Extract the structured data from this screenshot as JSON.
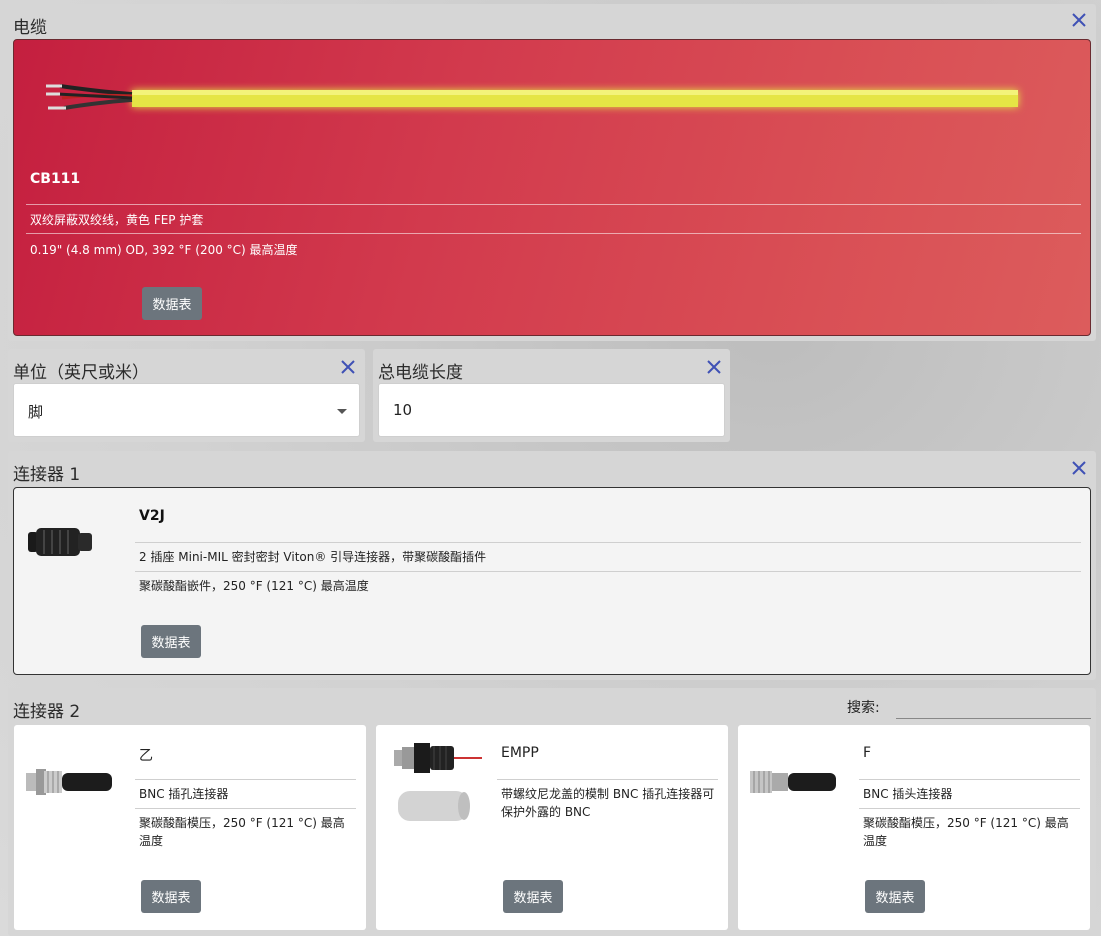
{
  "cable": {
    "title": "电缆",
    "name": "CB111",
    "desc1": "双绞屏蔽双绞线，黄色 FEP 护套",
    "desc2": "0.19\" (4.8 mm) OD, 392 °F (200 °C) 最高温度",
    "datasheet": "数据表"
  },
  "units": {
    "title": "单位（英尺或米）",
    "value": "脚"
  },
  "length": {
    "title": "总电缆长度",
    "value": "10"
  },
  "connector1": {
    "title": "连接器 1",
    "name": "V2J",
    "desc1": "2 插座 Mini-MIL 密封密封 Viton® 引导连接器，带聚碳酸酯插件",
    "desc2": "聚碳酸酯嵌件，250 °F (121 °C) 最高温度",
    "datasheet": "数据表"
  },
  "connector2": {
    "title": "连接器 2",
    "search_label": "搜索:",
    "search_value": "",
    "options": [
      {
        "name": "乙",
        "desc1": "BNC 插孔连接器",
        "desc2": "聚碳酸酯模压，250 °F (121 °C) 最高温度",
        "datasheet": "数据表"
      },
      {
        "name": "EMPP",
        "desc1": "带螺纹尼龙盖的模制 BNC 插孔连接器可保护外露的 BNC",
        "datasheet": "数据表"
      },
      {
        "name": "F",
        "desc1": "BNC 插头连接器",
        "desc2": "聚碳酸酯模压，250 °F (121 °C) 最高温度",
        "datasheet": "数据表"
      }
    ]
  },
  "colors": {
    "cable_card": "#d23a4d",
    "close_icon": "#3f51b5",
    "button": "#6c757d",
    "cable_jacket": "#e8e84a"
  },
  "icons": [
    "close-icon",
    "dropdown-caret-icon"
  ]
}
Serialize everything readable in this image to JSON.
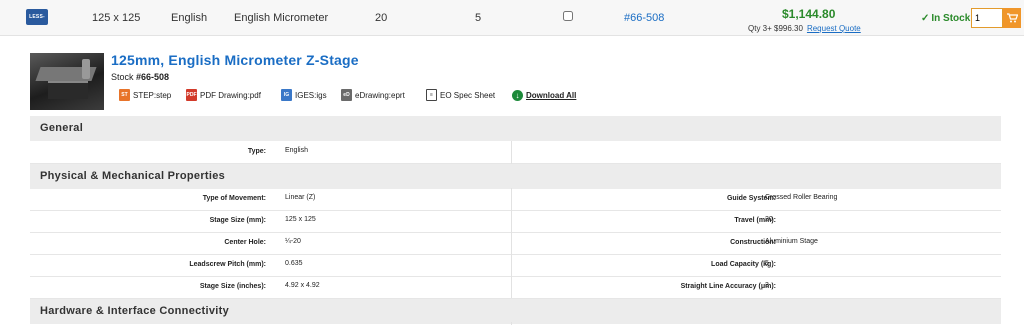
{
  "top_row": {
    "badge_text": "LESS-",
    "size": "125 x 125",
    "units": "English",
    "actuator": "English Micrometer",
    "travel": "20",
    "capacity": "5",
    "stock_number": "#66-508",
    "price": "$1,144.80",
    "qty_price_label": "Qty 3+ $996.30",
    "request_quote": "Request Quote",
    "availability": "In Stock",
    "qty_value": "1",
    "colors": {
      "price": "#2a8a2a",
      "link": "#1a6dc4",
      "cart": "#f0962a"
    }
  },
  "product": {
    "title": "125mm, English Micrometer Z-Stage",
    "stock_label": "Stock",
    "stock_number": "#66-508",
    "downloads": [
      {
        "label": "STEP:step",
        "icon": "step-file-icon"
      },
      {
        "label": "PDF Drawing:pdf",
        "icon": "pdf-file-icon"
      },
      {
        "label": "IGES:igs",
        "icon": "iges-file-icon"
      },
      {
        "label": "eDrawing:eprt",
        "icon": "edrawing-file-icon"
      },
      {
        "label": "EO Spec Sheet",
        "icon": "spec-sheet-icon"
      },
      {
        "label": "Download All",
        "icon": "download-all-icon"
      }
    ]
  },
  "sections": {
    "general": {
      "title": "General",
      "rows": [
        {
          "label": "Type:",
          "value": "English"
        }
      ]
    },
    "physical": {
      "title": "Physical & Mechanical Properties",
      "rows": [
        {
          "left_label": "Type of Movement:",
          "left_value": "Linear (Z)",
          "right_label": "Guide System:",
          "right_value": "Crossed Roller Bearing"
        },
        {
          "left_label": "Stage Size (mm):",
          "left_value": "125 x 125",
          "right_label": "Travel (mm):",
          "right_value": "20"
        },
        {
          "left_label": "Center Hole:",
          "left_value": "¼-20",
          "right_label": "Construction:",
          "right_value": "Aluminium Stage"
        },
        {
          "left_label": "Leadscrew Pitch (mm):",
          "left_value": "0.635",
          "right_label": "Load Capacity (kg):",
          "right_value": "5"
        },
        {
          "left_label": "Stage Size (inches):",
          "left_value": "4.92 x 4.92",
          "right_label": "Straight Line Accuracy (μm):",
          "right_value": "3"
        }
      ]
    },
    "hardware": {
      "title": "Hardware & Interface Connectivity"
    }
  }
}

[Set exercise]
Quote the records above exactly, leaving out any pictures.

[Completed exercise]
Extract the structured data from this screenshot as JSON.
{
  "cable": {
    "title": "电缆",
    "name": "CB111",
    "desc1": "双绞屏蔽双绞线，黄色 FEP 护套",
    "desc2": "0.19\" (4.8 mm) OD, 392 °F (200 °C) 最高温度",
    "datasheet": "数据表"
  },
  "units": {
    "title": "单位（英尺或米）",
    "value": "脚"
  },
  "length": {
    "title": "总电缆长度",
    "value": "10"
  },
  "connector1": {
    "title": "连接器 1",
    "name": "V2J",
    "desc1": "2 插座 Mini-MIL 密封密封 Viton® 引导连接器，带聚碳酸酯插件",
    "desc2": "聚碳酸酯嵌件，250 °F (121 °C) 最高温度",
    "datasheet": "数据表"
  },
  "connector2": {
    "title": "连接器 2",
    "search_label": "搜索:",
    "search_value": "",
    "options": [
      {
        "name": "乙",
        "desc1": "BNC 插孔连接器",
        "desc2": "聚碳酸酯模压，250 °F (121 °C) 最高温度",
        "datasheet": "数据表"
      },
      {
        "name": "EMPP",
        "desc1": "带螺纹尼龙盖的模制 BNC 插孔连接器可保护外露的 BNC",
        "datasheet": "数据表"
      },
      {
        "name": "F",
        "desc1": "BNC 插头连接器",
        "desc2": "聚碳酸酯模压，250 °F (121 °C) 最高温度",
        "datasheet": "数据表"
      }
    ]
  },
  "colors": {
    "cable_card": "#d23a4d",
    "close_icon": "#3f51b5",
    "button": "#6c757d",
    "cable_jacket": "#e8e84a"
  },
  "icons": [
    "close-icon",
    "dropdown-caret-icon"
  ]
}
Serialize everything readable in this image to JSON.
{
  "top_row": {
    "badge_text": "LESS-",
    "size": "125 x 125",
    "units": "English",
    "actuator": "English Micrometer",
    "travel": "20",
    "capacity": "5",
    "stock_number": "#66-508",
    "price": "$1,144.80",
    "qty_price_label": "Qty 3+ $996.30",
    "request_quote": "Request Quote",
    "availability": "In Stock",
    "qty_value": "1",
    "colors": {
      "price": "#2a8a2a",
      "link": "#1a6dc4",
      "cart": "#f0962a"
    }
  },
  "product": {
    "title": "125mm, English Micrometer Z-Stage",
    "stock_label": "Stock",
    "stock_number": "#66-508",
    "downloads": [
      {
        "label": "STEP:step",
        "icon": "step-file-icon"
      },
      {
        "label": "PDF Drawing:pdf",
        "icon": "pdf-file-icon"
      },
      {
        "label": "IGES:igs",
        "icon": "iges-file-icon"
      },
      {
        "label": "eDrawing:eprt",
        "icon": "edrawing-file-icon"
      },
      {
        "label": "EO Spec Sheet",
        "icon": "spec-sheet-icon"
      },
      {
        "label": "Download All",
        "icon": "download-all-icon"
      }
    ]
  },
  "sections": {
    "general": {
      "title": "General",
      "rows": [
        {
          "label": "Type:",
          "value": "English"
        }
      ]
    },
    "physical": {
      "title": "Physical & Mechanical Properties",
      "rows": [
        {
          "left_label": "Type of Movement:",
          "left_value": "Linear (Z)",
          "right_label": "Guide System:",
          "right_value": "Crossed Roller Bearing"
        },
        {
          "left_label": "Stage Size (mm):",
          "left_value": "125 x 125",
          "right_label": "Travel (mm):",
          "right_value": "20"
        },
        {
          "left_label": "Center Hole:",
          "left_value": "¼-20",
          "right_label": "Construction:",
          "right_value": "Aluminium Stage"
        },
        {
          "left_label": "Leadscrew Pitch (mm):",
          "left_value": "0.635",
          "right_label": "Load Capacity (kg):",
          "right_value": "5"
        },
        {
          "left_label": "Stage Size (inches):",
          "left_value": "4.92 x 4.92",
          "right_label": "Straight Line Accuracy (μm):",
          "right_value": "3"
        }
      ]
    },
    "hardware": {
      "title": "Hardware & Interface Connectivity"
    }
  }
}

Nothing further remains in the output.